Excerpts from a figure dataset
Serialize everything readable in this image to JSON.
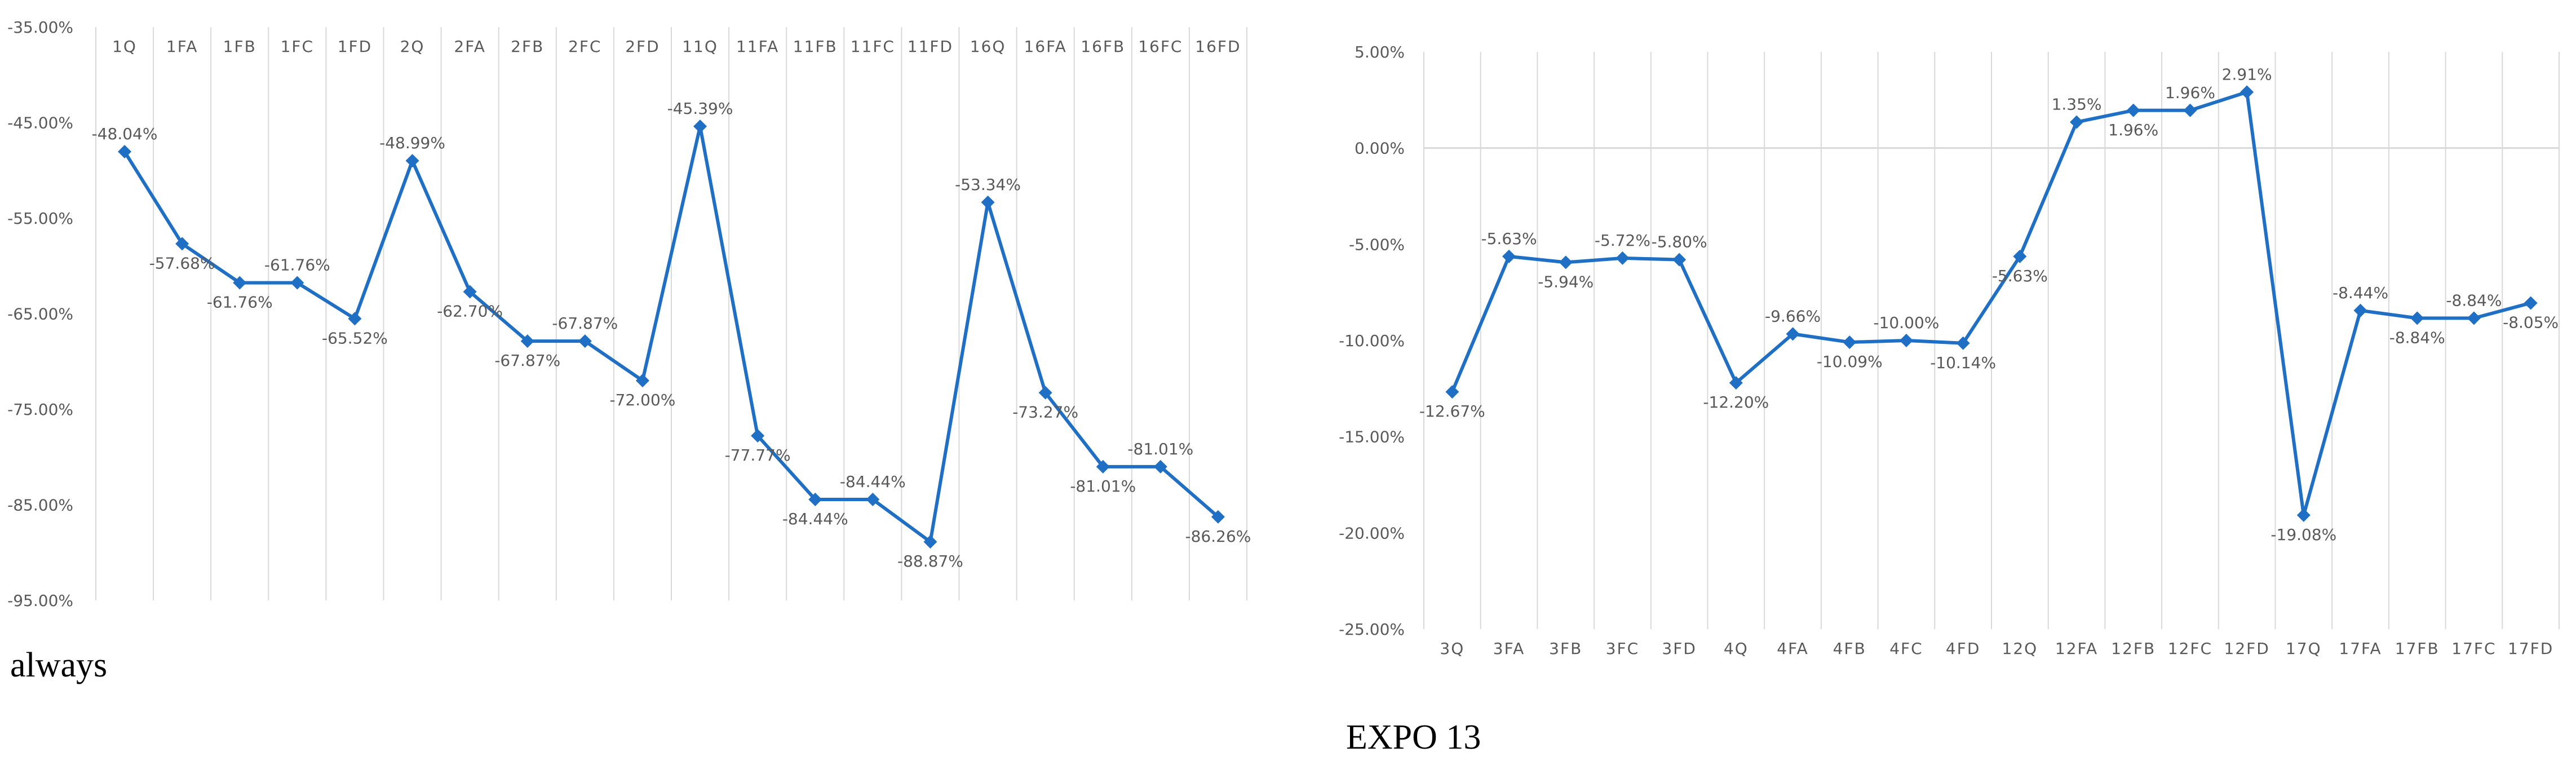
{
  "colors": {
    "series": "#1f6fc5",
    "grid": "#d9d9d9",
    "label_text": "#595959",
    "caption_text": "#000000"
  },
  "chart_data": [
    {
      "type": "line",
      "caption": "always",
      "categories": [
        "1Q",
        "1FA",
        "1FB",
        "1FC",
        "1FD",
        "2Q",
        "2FA",
        "2FB",
        "2FC",
        "2FD",
        "11Q",
        "11FA",
        "11FB",
        "11FC",
        "11FD",
        "16Q",
        "16FA",
        "16FB",
        "16FC",
        "16FD"
      ],
      "values": [
        -48.04,
        -57.68,
        -61.76,
        -61.76,
        -65.52,
        -48.99,
        -62.7,
        -67.87,
        -67.87,
        -72.0,
        -45.39,
        -77.77,
        -84.44,
        -84.44,
        -88.87,
        -53.34,
        -73.27,
        -81.01,
        -81.01,
        -86.26
      ],
      "data_labels": [
        "-48.04%",
        "-57.68%",
        "-61.76%",
        "-61.76%",
        "-65.52%",
        "-48.99%",
        "-62.70%",
        "-67.87%",
        "-67.87%",
        "-72.00%",
        "-45.39%",
        "-77.77%",
        "-84.44%",
        "-84.44%",
        "-88.87%",
        "-53.34%",
        "-73.27%",
        "-81.01%",
        "-81.01%",
        "-86.26%"
      ],
      "label_positions": [
        "above",
        "below",
        "below",
        "above",
        "below",
        "above",
        "below",
        "below",
        "above",
        "below",
        "above",
        "below",
        "below",
        "above",
        "below",
        "above",
        "below",
        "below",
        "above",
        "below"
      ],
      "y_ticks": [
        -35,
        -45,
        -55,
        -65,
        -75,
        -85,
        -95
      ],
      "y_tick_labels": [
        "-35.00%",
        "-45.00%",
        "-55.00%",
        "-65.00%",
        "-75.00%",
        "-85.00%",
        "-95.00%"
      ],
      "ylim": [
        -95,
        -35
      ],
      "y_reversed": false,
      "category_axis": "top",
      "grid": "vertical",
      "marker": "diamond"
    },
    {
      "type": "line",
      "caption": "EXPO 13",
      "categories": [
        "3Q",
        "3FA",
        "3FB",
        "3FC",
        "3FD",
        "4Q",
        "4FA",
        "4FB",
        "4FC",
        "4FD",
        "12Q",
        "12FA",
        "12FB",
        "12FC",
        "12FD",
        "17Q",
        "17FA",
        "17FB",
        "17FC",
        "17FD"
      ],
      "values": [
        -12.67,
        -5.63,
        -5.94,
        -5.72,
        -5.8,
        -12.2,
        -9.66,
        -10.09,
        -10.0,
        -10.14,
        -5.63,
        1.35,
        1.96,
        1.96,
        2.91,
        -19.08,
        -8.44,
        -8.84,
        -8.84,
        -8.05
      ],
      "data_labels": [
        "-12.67%",
        "-5.63%",
        "-5.94%",
        "-5.72%",
        "-5.80%",
        "-12.20%",
        "-9.66%",
        "-10.09%",
        "-10.00%",
        "-10.14%",
        "-5.63%",
        "1.35%",
        "1.96%",
        "1.96%",
        "2.91%",
        "-19.08%",
        "-8.44%",
        "-8.84%",
        "-8.84%",
        "-8.05%"
      ],
      "label_positions": [
        "below",
        "above",
        "below",
        "above",
        "above",
        "below",
        "above",
        "below",
        "above",
        "below",
        "below",
        "above",
        "below",
        "above",
        "above",
        "below",
        "above",
        "below",
        "above",
        "below"
      ],
      "y_ticks": [
        5,
        0,
        -5,
        -10,
        -15,
        -20,
        -25
      ],
      "y_tick_labels": [
        "5.00%",
        "0.00%",
        "-5.00%",
        "-10.00%",
        "-15.00%",
        "-20.00%",
        "-25.00%"
      ],
      "ylim": [
        -25,
        5
      ],
      "category_axis": "bottom",
      "grid": "vertical",
      "zero_line": true,
      "marker": "diamond"
    }
  ]
}
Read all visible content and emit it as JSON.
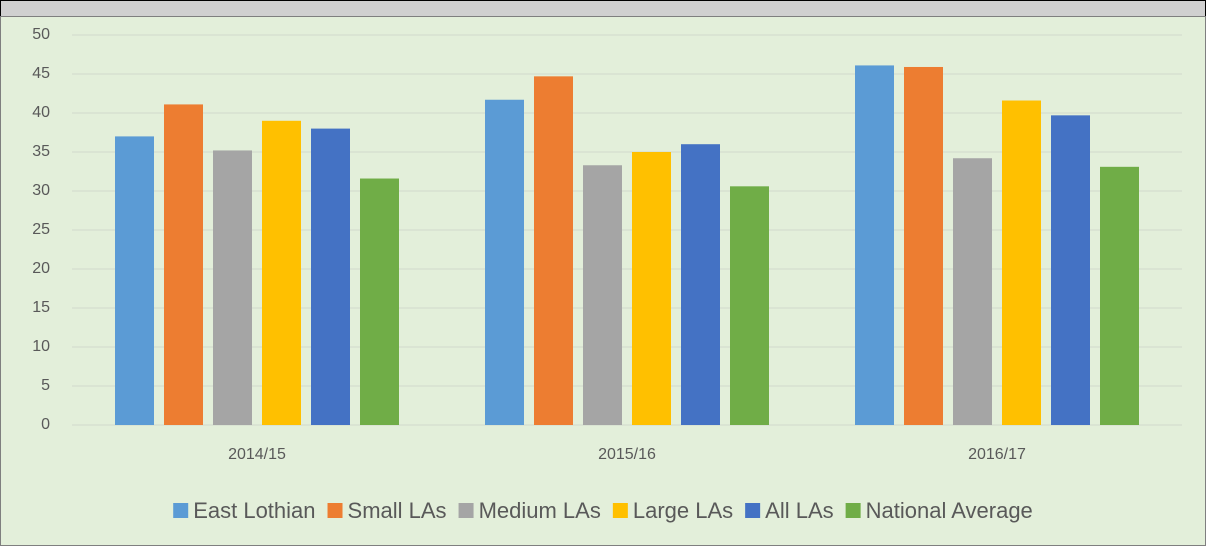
{
  "chart_data": {
    "type": "bar",
    "categories": [
      "2014/15",
      "2015/16",
      "2016/17"
    ],
    "series": [
      {
        "name": "East Lothian",
        "color": "#5b9bd5",
        "values": [
          37,
          41.7,
          46.1
        ]
      },
      {
        "name": "Small LAs",
        "color": "#ed7d31",
        "values": [
          41.1,
          44.7,
          45.9
        ]
      },
      {
        "name": "Medium LAs",
        "color": "#a5a5a5",
        "values": [
          35.2,
          33.3,
          34.2
        ]
      },
      {
        "name": "Large LAs",
        "color": "#ffc000",
        "values": [
          39,
          35,
          41.6
        ]
      },
      {
        "name": "All LAs",
        "color": "#4472c4",
        "values": [
          38,
          36,
          39.7
        ]
      },
      {
        "name": "National Average",
        "color": "#70ad47",
        "values": [
          31.6,
          30.6,
          33.1
        ]
      }
    ],
    "ylim": [
      0,
      50
    ],
    "yticks": [
      0,
      5,
      10,
      15,
      20,
      25,
      30,
      35,
      40,
      45,
      50
    ],
    "grid": true,
    "legend": "bottom"
  }
}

Direction
Can you retype every record above exactly, leaving out the pictures?

Answer to the task
Serialize everything readable in this image to JSON.
{
  "colors": {
    "series": "#1f6fc5",
    "grid": "#d9d9d9",
    "label_text": "#595959",
    "caption_text": "#000000"
  },
  "chart_data": [
    {
      "type": "line",
      "caption": "always",
      "categories": [
        "1Q",
        "1FA",
        "1FB",
        "1FC",
        "1FD",
        "2Q",
        "2FA",
        "2FB",
        "2FC",
        "2FD",
        "11Q",
        "11FA",
        "11FB",
        "11FC",
        "11FD",
        "16Q",
        "16FA",
        "16FB",
        "16FC",
        "16FD"
      ],
      "values": [
        -48.04,
        -57.68,
        -61.76,
        -61.76,
        -65.52,
        -48.99,
        -62.7,
        -67.87,
        -67.87,
        -72.0,
        -45.39,
        -77.77,
        -84.44,
        -84.44,
        -88.87,
        -53.34,
        -73.27,
        -81.01,
        -81.01,
        -86.26
      ],
      "data_labels": [
        "-48.04%",
        "-57.68%",
        "-61.76%",
        "-61.76%",
        "-65.52%",
        "-48.99%",
        "-62.70%",
        "-67.87%",
        "-67.87%",
        "-72.00%",
        "-45.39%",
        "-77.77%",
        "-84.44%",
        "-84.44%",
        "-88.87%",
        "-53.34%",
        "-73.27%",
        "-81.01%",
        "-81.01%",
        "-86.26%"
      ],
      "label_positions": [
        "above",
        "below",
        "below",
        "above",
        "below",
        "above",
        "below",
        "below",
        "above",
        "below",
        "above",
        "below",
        "below",
        "above",
        "below",
        "above",
        "below",
        "below",
        "above",
        "below"
      ],
      "y_ticks": [
        -35,
        -45,
        -55,
        -65,
        -75,
        -85,
        -95
      ],
      "y_tick_labels": [
        "-35.00%",
        "-45.00%",
        "-55.00%",
        "-65.00%",
        "-75.00%",
        "-85.00%",
        "-95.00%"
      ],
      "ylim": [
        -95,
        -35
      ],
      "y_reversed": false,
      "category_axis": "top",
      "grid": "vertical",
      "marker": "diamond"
    },
    {
      "type": "line",
      "caption": "EXPO 13",
      "categories": [
        "3Q",
        "3FA",
        "3FB",
        "3FC",
        "3FD",
        "4Q",
        "4FA",
        "4FB",
        "4FC",
        "4FD",
        "12Q",
        "12FA",
        "12FB",
        "12FC",
        "12FD",
        "17Q",
        "17FA",
        "17FB",
        "17FC",
        "17FD"
      ],
      "values": [
        -12.67,
        -5.63,
        -5.94,
        -5.72,
        -5.8,
        -12.2,
        -9.66,
        -10.09,
        -10.0,
        -10.14,
        -5.63,
        1.35,
        1.96,
        1.96,
        2.91,
        -19.08,
        -8.44,
        -8.84,
        -8.84,
        -8.05
      ],
      "data_labels": [
        "-12.67%",
        "-5.63%",
        "-5.94%",
        "-5.72%",
        "-5.80%",
        "-12.20%",
        "-9.66%",
        "-10.09%",
        "-10.00%",
        "-10.14%",
        "-5.63%",
        "1.35%",
        "1.96%",
        "1.96%",
        "2.91%",
        "-19.08%",
        "-8.44%",
        "-8.84%",
        "-8.84%",
        "-8.05%"
      ],
      "label_positions": [
        "below",
        "above",
        "below",
        "above",
        "above",
        "below",
        "above",
        "below",
        "above",
        "below",
        "below",
        "above",
        "below",
        "above",
        "above",
        "below",
        "above",
        "below",
        "above",
        "below"
      ],
      "y_ticks": [
        5,
        0,
        -5,
        -10,
        -15,
        -20,
        -25
      ],
      "y_tick_labels": [
        "5.00%",
        "0.00%",
        "-5.00%",
        "-10.00%",
        "-15.00%",
        "-20.00%",
        "-25.00%"
      ],
      "ylim": [
        -25,
        5
      ],
      "category_axis": "bottom",
      "grid": "vertical",
      "zero_line": true,
      "marker": "diamond"
    }
  ]
}
Read all visible content and emit it as JSON.
{
  "chart_data": {
    "type": "bar",
    "categories": [
      "2014/15",
      "2015/16",
      "2016/17"
    ],
    "series": [
      {
        "name": "East Lothian",
        "color": "#5b9bd5",
        "values": [
          37,
          41.7,
          46.1
        ]
      },
      {
        "name": "Small LAs",
        "color": "#ed7d31",
        "values": [
          41.1,
          44.7,
          45.9
        ]
      },
      {
        "name": "Medium LAs",
        "color": "#a5a5a5",
        "values": [
          35.2,
          33.3,
          34.2
        ]
      },
      {
        "name": "Large LAs",
        "color": "#ffc000",
        "values": [
          39,
          35,
          41.6
        ]
      },
      {
        "name": "All LAs",
        "color": "#4472c4",
        "values": [
          38,
          36,
          39.7
        ]
      },
      {
        "name": "National Average",
        "color": "#70ad47",
        "values": [
          31.6,
          30.6,
          33.1
        ]
      }
    ],
    "ylim": [
      0,
      50
    ],
    "yticks": [
      0,
      5,
      10,
      15,
      20,
      25,
      30,
      35,
      40,
      45,
      50
    ],
    "grid": true,
    "legend": "bottom"
  }
}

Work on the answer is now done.